start
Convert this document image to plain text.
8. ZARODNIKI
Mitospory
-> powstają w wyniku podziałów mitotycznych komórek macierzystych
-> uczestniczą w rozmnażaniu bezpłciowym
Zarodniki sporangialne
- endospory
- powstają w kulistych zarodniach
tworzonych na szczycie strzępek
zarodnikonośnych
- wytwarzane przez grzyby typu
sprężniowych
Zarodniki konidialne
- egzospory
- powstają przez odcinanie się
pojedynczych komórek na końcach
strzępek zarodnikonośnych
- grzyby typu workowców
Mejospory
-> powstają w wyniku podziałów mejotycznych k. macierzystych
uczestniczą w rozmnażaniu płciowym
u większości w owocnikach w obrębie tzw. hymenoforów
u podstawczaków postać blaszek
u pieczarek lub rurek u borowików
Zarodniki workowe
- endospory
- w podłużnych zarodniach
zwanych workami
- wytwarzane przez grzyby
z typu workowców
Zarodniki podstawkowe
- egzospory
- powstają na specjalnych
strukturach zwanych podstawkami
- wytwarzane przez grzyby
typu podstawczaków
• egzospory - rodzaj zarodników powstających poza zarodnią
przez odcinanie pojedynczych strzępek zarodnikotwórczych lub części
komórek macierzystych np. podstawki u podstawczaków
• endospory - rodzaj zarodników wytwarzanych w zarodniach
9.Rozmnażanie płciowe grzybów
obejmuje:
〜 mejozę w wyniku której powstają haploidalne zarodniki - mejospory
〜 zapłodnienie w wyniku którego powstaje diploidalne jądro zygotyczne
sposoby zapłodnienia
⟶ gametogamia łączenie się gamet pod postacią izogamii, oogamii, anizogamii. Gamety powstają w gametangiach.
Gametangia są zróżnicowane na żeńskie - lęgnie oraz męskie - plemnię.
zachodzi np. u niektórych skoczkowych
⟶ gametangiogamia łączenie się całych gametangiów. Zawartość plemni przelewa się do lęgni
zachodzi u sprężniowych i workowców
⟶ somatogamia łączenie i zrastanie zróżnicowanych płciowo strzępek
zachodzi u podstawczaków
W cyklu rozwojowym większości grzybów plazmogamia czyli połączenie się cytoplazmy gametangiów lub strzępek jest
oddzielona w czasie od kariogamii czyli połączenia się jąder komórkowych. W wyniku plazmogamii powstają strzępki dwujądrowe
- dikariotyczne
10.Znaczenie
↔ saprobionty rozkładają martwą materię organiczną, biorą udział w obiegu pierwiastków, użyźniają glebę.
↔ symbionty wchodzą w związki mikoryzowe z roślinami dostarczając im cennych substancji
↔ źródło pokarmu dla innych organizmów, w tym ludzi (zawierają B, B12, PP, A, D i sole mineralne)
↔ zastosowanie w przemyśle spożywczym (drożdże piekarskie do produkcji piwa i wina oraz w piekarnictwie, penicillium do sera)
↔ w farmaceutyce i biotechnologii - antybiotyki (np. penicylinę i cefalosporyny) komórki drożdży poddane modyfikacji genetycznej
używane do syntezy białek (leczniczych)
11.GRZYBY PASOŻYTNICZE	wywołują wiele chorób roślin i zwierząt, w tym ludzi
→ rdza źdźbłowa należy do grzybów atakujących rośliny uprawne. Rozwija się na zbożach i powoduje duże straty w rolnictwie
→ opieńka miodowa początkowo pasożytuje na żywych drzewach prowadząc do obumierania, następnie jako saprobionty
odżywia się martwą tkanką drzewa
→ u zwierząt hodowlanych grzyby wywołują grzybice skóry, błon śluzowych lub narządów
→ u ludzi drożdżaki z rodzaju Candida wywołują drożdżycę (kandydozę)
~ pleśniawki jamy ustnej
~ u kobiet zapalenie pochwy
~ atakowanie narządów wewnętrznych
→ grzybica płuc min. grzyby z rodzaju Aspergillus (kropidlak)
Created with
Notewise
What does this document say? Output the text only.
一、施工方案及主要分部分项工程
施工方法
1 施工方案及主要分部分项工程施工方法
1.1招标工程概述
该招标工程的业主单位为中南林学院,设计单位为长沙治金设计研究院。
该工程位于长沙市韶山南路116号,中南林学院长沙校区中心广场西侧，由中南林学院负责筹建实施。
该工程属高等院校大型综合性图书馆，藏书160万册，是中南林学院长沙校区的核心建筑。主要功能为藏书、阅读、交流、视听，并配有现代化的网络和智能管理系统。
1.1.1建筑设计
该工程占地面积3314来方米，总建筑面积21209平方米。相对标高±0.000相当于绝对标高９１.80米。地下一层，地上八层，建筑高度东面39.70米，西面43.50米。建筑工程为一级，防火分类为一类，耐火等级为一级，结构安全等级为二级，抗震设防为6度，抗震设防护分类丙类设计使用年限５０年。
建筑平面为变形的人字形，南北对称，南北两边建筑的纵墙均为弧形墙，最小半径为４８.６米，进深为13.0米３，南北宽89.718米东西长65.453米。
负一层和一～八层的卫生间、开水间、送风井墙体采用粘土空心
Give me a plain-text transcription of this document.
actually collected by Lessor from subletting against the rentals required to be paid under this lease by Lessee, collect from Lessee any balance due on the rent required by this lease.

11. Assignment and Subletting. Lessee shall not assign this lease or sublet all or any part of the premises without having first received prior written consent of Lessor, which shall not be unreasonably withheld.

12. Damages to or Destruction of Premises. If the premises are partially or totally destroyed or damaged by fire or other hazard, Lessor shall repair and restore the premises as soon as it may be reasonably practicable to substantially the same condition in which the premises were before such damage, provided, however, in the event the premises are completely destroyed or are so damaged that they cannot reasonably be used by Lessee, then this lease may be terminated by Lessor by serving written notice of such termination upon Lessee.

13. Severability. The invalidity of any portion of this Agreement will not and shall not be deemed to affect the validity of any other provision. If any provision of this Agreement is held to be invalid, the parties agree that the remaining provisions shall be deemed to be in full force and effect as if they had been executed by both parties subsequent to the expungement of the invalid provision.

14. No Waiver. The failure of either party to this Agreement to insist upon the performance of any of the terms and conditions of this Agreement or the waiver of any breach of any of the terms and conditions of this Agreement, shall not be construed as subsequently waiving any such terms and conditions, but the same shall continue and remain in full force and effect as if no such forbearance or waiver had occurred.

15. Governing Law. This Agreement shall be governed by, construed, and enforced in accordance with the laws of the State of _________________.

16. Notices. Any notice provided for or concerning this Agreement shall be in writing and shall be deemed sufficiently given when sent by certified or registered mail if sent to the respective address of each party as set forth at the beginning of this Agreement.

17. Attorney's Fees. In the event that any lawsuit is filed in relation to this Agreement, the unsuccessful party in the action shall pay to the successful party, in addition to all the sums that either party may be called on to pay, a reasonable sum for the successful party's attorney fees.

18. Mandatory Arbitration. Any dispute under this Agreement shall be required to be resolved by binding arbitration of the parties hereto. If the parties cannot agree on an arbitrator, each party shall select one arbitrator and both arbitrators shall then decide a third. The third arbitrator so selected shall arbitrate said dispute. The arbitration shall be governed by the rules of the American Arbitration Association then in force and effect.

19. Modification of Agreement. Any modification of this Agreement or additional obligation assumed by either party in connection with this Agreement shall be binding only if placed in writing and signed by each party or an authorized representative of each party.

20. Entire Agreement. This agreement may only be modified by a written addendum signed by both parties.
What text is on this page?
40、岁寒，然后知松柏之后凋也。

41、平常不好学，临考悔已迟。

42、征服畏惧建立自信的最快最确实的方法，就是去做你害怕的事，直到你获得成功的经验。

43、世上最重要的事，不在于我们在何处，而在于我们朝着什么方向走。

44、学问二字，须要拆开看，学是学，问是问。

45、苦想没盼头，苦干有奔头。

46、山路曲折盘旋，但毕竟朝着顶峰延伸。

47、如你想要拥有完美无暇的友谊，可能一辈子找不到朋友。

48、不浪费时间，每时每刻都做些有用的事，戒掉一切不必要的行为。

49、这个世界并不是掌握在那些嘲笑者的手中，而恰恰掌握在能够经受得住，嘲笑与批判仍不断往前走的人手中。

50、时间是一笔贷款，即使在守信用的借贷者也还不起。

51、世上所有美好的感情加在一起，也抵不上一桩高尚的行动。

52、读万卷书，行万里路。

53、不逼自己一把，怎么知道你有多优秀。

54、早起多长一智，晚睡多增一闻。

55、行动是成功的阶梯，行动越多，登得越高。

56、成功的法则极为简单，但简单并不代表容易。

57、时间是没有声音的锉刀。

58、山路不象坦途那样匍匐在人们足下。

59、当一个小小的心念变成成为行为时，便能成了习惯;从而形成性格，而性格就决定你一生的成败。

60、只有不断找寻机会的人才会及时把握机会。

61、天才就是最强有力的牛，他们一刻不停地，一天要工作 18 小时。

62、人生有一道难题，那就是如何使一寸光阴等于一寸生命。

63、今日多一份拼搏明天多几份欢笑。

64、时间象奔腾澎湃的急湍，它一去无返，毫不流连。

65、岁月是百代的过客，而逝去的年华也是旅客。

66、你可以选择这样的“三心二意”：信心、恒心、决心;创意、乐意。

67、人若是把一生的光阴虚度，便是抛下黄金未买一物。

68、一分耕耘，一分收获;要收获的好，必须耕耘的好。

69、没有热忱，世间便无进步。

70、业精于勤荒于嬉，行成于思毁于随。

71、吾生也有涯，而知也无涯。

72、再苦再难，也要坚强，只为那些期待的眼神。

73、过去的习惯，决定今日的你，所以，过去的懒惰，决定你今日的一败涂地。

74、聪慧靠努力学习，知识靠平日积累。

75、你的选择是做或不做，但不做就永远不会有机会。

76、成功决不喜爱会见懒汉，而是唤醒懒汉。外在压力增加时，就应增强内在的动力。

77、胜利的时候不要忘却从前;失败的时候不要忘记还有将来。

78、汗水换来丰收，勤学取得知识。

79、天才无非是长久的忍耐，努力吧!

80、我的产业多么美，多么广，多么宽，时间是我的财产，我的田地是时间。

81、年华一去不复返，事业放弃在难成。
end
# Directive
Which lines include "provided"? Copy each of them out.

# Exercise answer
12. Damages to or Destruction of Premises. If the premises are partially or totally destroyed or damaged by fire or other hazard, Lessor shall repair and restore the premises as soon as it may be reasonably practicable to substantially the same condition in which the premises were before such damage, provided, however, in the event the premises are completely destroyed or are so damaged that they cannot reasonably be used by Lessee, then this lease may be terminated by Lessor by serving written notice of such termination upon Lessee.
16. Notices. Any notice provided for or concerning this Agreement shall be in writing and shall be deemed sufficiently given when sent by certified or registered mail if sent to the respective address of each party as set forth at the beginning of this Agreement.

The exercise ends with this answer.